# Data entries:

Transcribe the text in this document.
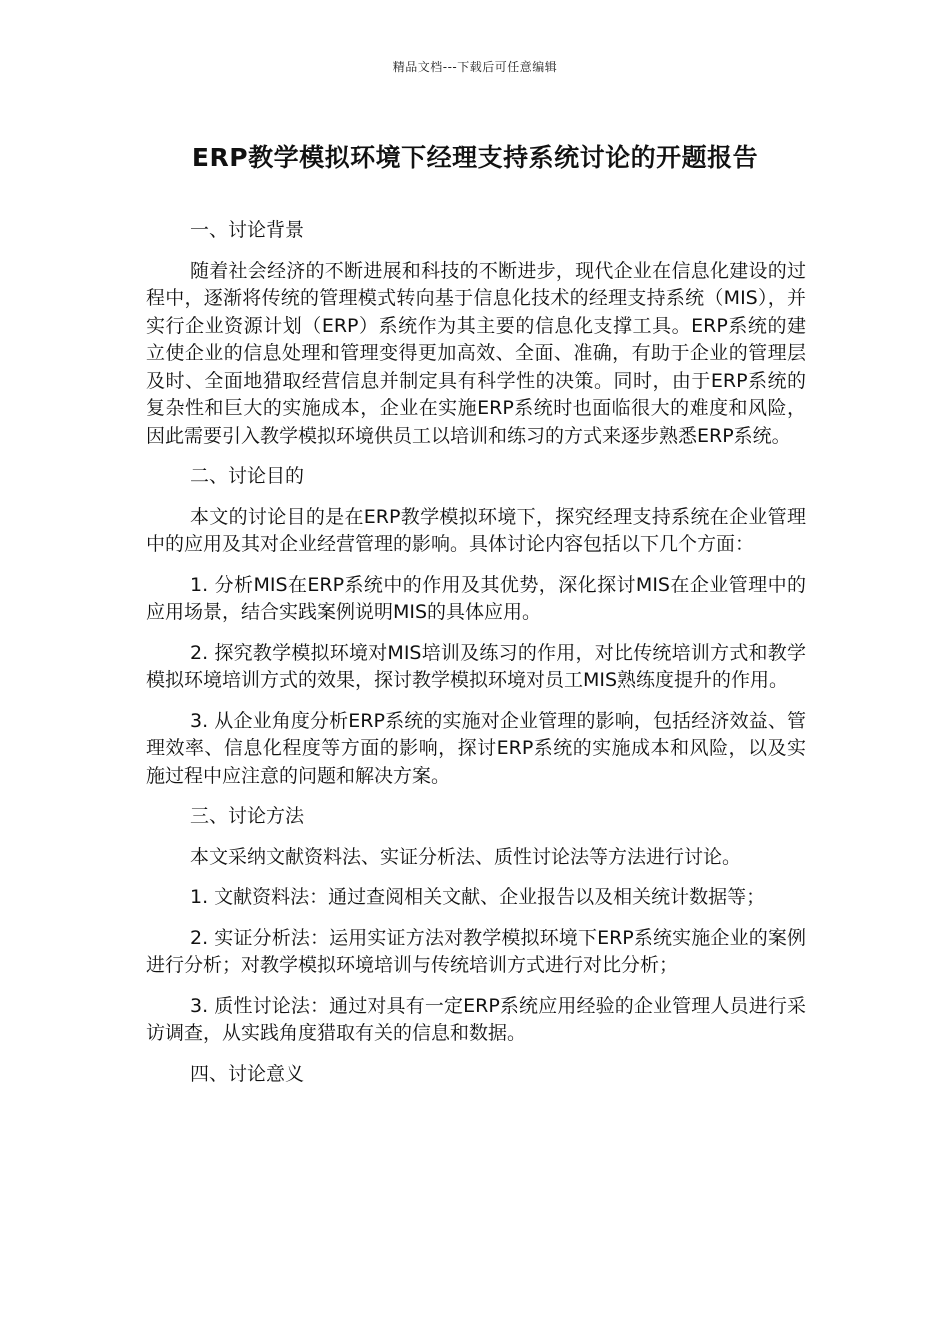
精品文档---下载后可任意编辑
ERP教学模拟环境下经理支持系统讨论的开题报告

一、讨论背景

随着社会经济的不断进展和科技的不断进步，现代企业在信息化建设的过程中，逐渐将传统的管理模式转向基于信息化技术的经理支持系统（MIS），并实行企业资源计划（ERP）系统作为其主要的信息化支撑工具。ERP系统的建立使企业的信息处理和管理变得更加高效、全面、准确，有助于企业的管理层及时、全面地猎取经营信息并制定具有科学性的决策。同时，由于ERP系统的复杂性和巨大的实施成本，企业在实施ERP系统时也面临很大的难度和风险，因此需要引入教学模拟环境供员工以培训和练习的方式来逐步熟悉ERP系统。

二、讨论目的

本文的讨论目的是在ERP教学模拟环境下，探究经理支持系统在企业管理中的应用及其对企业经营管理的影响。具体讨论内容包括以下几个方面：

1. 分析MIS在ERP系统中的作用及其优势，深化探讨MIS在企业管理中的应用场景，结合实践案例说明MIS的具体应用。

2. 探究教学模拟环境对MIS培训及练习的作用，对比传统培训方式和教学模拟环境培训方式的效果，探讨教学模拟环境对员工MIS熟练度提升的作用。

3. 从企业角度分析ERP系统的实施对企业管理的影响，包括经济效益、管理效率、信息化程度等方面的影响，探讨ERP系统的实施成本和风险，以及实施过程中应注意的问题和解决方案。

三、讨论方法

本文采纳文献资料法、实证分析法、质性讨论法等方法进行讨论。

1. 文献资料法：通过查阅相关文献、企业报告以及相关统计数据等；

2. 实证分析法：运用实证方法对教学模拟环境下ERP系统实施企业的案例进行分析；对教学模拟环境培训与传统培训方式进行对比分析；

3. 质性讨论法：通过对具有一定ERP系统应用经验的企业管理人员进行采访调查，从实践角度猎取有关的信息和数据。

四、讨论意义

# Required task:
Print all entries exactly. The images do not belong in the copy.

# Written response:
Transcribe the text in this document.
精品文档---下载后可任意编辑
ERP教学模拟环境下经理支持系统讨论的开题报告

一、讨论背景

随着社会经济的不断进展和科技的不断进步，现代企业在信息化建设的过程中，逐渐将传统的管理模式转向基于信息化技术的经理支持系统（MIS），并实行企业资源计划（ERP）系统作为其主要的信息化支撑工具。ERP系统的建立使企业的信息处理和管理变得更加高效、全面、准确，有助于企业的管理层及时、全面地猎取经营信息并制定具有科学性的决策。同时，由于ERP系统的复杂性和巨大的实施成本，企业在实施ERP系统时也面临很大的难度和风险，因此需要引入教学模拟环境供员工以培训和练习的方式来逐步熟悉ERP系统。

二、讨论目的

本文的讨论目的是在ERP教学模拟环境下，探究经理支持系统在企业管理中的应用及其对企业经营管理的影响。具体讨论内容包括以下几个方面：

1. 分析MIS在ERP系统中的作用及其优势，深化探讨MIS在企业管理中的应用场景，结合实践案例说明MIS的具体应用。

2. 探究教学模拟环境对MIS培训及练习的作用，对比传统培训方式和教学模拟环境培训方式的效果，探讨教学模拟环境对员工MIS熟练度提升的作用。

3. 从企业角度分析ERP系统的实施对企业管理的影响，包括经济效益、管理效率、信息化程度等方面的影响，探讨ERP系统的实施成本和风险，以及实施过程中应注意的问题和解决方案。

三、讨论方法

本文采纳文献资料法、实证分析法、质性讨论法等方法进行讨论。

1. 文献资料法：通过查阅相关文献、企业报告以及相关统计数据等；

2. 实证分析法：运用实证方法对教学模拟环境下ERP系统实施企业的案例进行分析；对教学模拟环境培训与传统培训方式进行对比分析；

3. 质性讨论法：通过对具有一定ERP系统应用经验的企业管理人员进行采访调查，从实践角度猎取有关的信息和数据。

四、讨论意义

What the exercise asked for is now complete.